### What is needed
Every entry needs to be printed exactly, please.

════════

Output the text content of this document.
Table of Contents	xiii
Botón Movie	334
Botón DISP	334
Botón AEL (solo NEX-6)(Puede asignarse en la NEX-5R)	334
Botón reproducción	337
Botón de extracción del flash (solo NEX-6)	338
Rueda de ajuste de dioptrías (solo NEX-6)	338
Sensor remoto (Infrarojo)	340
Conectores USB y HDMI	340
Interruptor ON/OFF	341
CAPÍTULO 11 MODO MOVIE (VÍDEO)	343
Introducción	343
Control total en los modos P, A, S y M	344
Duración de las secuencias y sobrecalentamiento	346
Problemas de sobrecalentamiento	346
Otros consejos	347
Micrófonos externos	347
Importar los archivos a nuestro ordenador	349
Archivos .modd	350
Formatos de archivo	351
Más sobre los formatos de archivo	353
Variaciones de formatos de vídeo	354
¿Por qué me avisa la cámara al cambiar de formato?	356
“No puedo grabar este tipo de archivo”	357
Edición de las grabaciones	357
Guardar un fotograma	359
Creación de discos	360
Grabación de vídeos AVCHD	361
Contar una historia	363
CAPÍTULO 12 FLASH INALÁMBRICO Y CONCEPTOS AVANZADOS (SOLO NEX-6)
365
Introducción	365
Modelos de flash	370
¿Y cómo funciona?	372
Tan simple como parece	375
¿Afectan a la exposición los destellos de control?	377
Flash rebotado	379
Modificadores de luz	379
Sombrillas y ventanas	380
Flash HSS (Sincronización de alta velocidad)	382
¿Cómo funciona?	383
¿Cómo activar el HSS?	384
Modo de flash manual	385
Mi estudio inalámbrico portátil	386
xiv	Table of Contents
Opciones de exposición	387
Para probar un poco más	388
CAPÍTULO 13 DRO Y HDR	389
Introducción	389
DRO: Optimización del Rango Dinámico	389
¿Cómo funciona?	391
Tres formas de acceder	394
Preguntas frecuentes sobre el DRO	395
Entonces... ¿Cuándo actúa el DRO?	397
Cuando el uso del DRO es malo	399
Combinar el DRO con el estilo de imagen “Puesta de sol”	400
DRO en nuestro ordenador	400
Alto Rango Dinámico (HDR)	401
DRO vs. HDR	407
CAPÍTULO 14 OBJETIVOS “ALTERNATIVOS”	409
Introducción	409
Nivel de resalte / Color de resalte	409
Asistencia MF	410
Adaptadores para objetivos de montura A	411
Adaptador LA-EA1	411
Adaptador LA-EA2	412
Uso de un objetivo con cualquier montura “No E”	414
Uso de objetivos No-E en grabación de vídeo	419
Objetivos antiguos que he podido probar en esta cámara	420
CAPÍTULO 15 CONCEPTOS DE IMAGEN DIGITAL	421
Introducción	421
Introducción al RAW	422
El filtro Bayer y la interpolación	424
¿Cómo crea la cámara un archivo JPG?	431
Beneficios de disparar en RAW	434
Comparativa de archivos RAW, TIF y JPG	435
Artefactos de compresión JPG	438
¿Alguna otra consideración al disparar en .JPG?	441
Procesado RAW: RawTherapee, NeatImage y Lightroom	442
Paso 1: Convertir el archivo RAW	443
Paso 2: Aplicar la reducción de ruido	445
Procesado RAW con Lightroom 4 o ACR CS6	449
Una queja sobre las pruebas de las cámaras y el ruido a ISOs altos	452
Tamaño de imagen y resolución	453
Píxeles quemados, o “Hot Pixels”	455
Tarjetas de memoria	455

════════

### Result
Output the text content of this document.
Table of Contents	xiii
Botón Movie	334
Botón DISP	334
Botón AEL (solo NEX-6)(Puede asignarse en la NEX-5R)	334
Botón reproducción	337
Botón de extracción del flash (solo NEX-6)	338
Rueda de ajuste de dioptrías (solo NEX-6)	338
Sensor remoto (Infrarojo)	340
Conectores USB y HDMI	340
Interruptor ON/OFF	341
CAPÍTULO 11 MODO MOVIE (VÍDEO)	343
Introducción	343
Control total en los modos P, A, S y M	344
Duración de las secuencias y sobrecalentamiento	346
Problemas de sobrecalentamiento	346
Otros consejos	347
Micrófonos externos	347
Importar los archivos a nuestro ordenador	349
Archivos .modd	350
Formatos de archivo	351
Más sobre los formatos de archivo	353
Variaciones de formatos de vídeo	354
¿Por qué me avisa la cámara al cambiar de formato?	356
“No puedo grabar este tipo de archivo”	357
Edición de las grabaciones	357
Guardar un fotograma	359
Creación de discos	360
Grabación de vídeos AVCHD	361
Contar una historia	363
CAPÍTULO 12 FLASH INALÁMBRICO Y CONCEPTOS AVANZADOS (SOLO NEX-6)
365
Introducción	365
Modelos de flash	370
¿Y cómo funciona?	372
Tan simple como parece	375
¿Afectan a la exposición los destellos de control?	377
Flash rebotado	379
Modificadores de luz	379
Sombrillas y ventanas	380
Flash HSS (Sincronización de alta velocidad)	382
¿Cómo funciona?	383
¿Cómo activar el HSS?	384
Modo de flash manual	385
Mi estudio inalámbrico portátil	386
xiv	Table of Contents
Opciones de exposición	387
Para probar un poco más	388
CAPÍTULO 13 DRO Y HDR	389
Introducción	389
DRO: Optimización del Rango Dinámico	389
¿Cómo funciona?	391
Tres formas de acceder	394
Preguntas frecuentes sobre el DRO	395
Entonces... ¿Cuándo actúa el DRO?	397
Cuando el uso del DRO es malo	399
Combinar el DRO con el estilo de imagen “Puesta de sol”	400
DRO en nuestro ordenador	400
Alto Rango Dinámico (HDR)	401
DRO vs. HDR	407
CAPÍTULO 14 OBJETIVOS “ALTERNATIVOS”	409
Introducción	409
Nivel de resalte / Color de resalte	409
Asistencia MF	410
Adaptadores para objetivos de montura A	411
Adaptador LA-EA1	411
Adaptador LA-EA2	412
Uso de un objetivo con cualquier montura “No E”	414
Uso de objetivos No-E en grabación de vídeo	419
Objetivos antiguos que he podido probar en esta cámara	420
CAPÍTULO 15 CONCEPTOS DE IMAGEN DIGITAL	421
Introducción	421
Introducción al RAW	422
El filtro Bayer y la interpolación	424
¿Cómo crea la cámara un archivo JPG?	431
Beneficios de disparar en RAW	434
Comparativa de archivos RAW, TIF y JPG	435
Artefactos de compresión JPG	438
¿Alguna otra consideración al disparar en .JPG?	441
Procesado RAW: RawTherapee, NeatImage y Lightroom	442
Paso 1: Convertir el archivo RAW	443
Paso 2: Aplicar la reducción de ruido	445
Procesado RAW con Lightroom 4 o ACR CS6	449
Una queja sobre las pruebas de las cámaras y el ruido a ISOs altos	452
Tamaño de imagen y resolución	453
Píxeles quemados, o “Hot Pixels”	455
Tarjetas de memoria	455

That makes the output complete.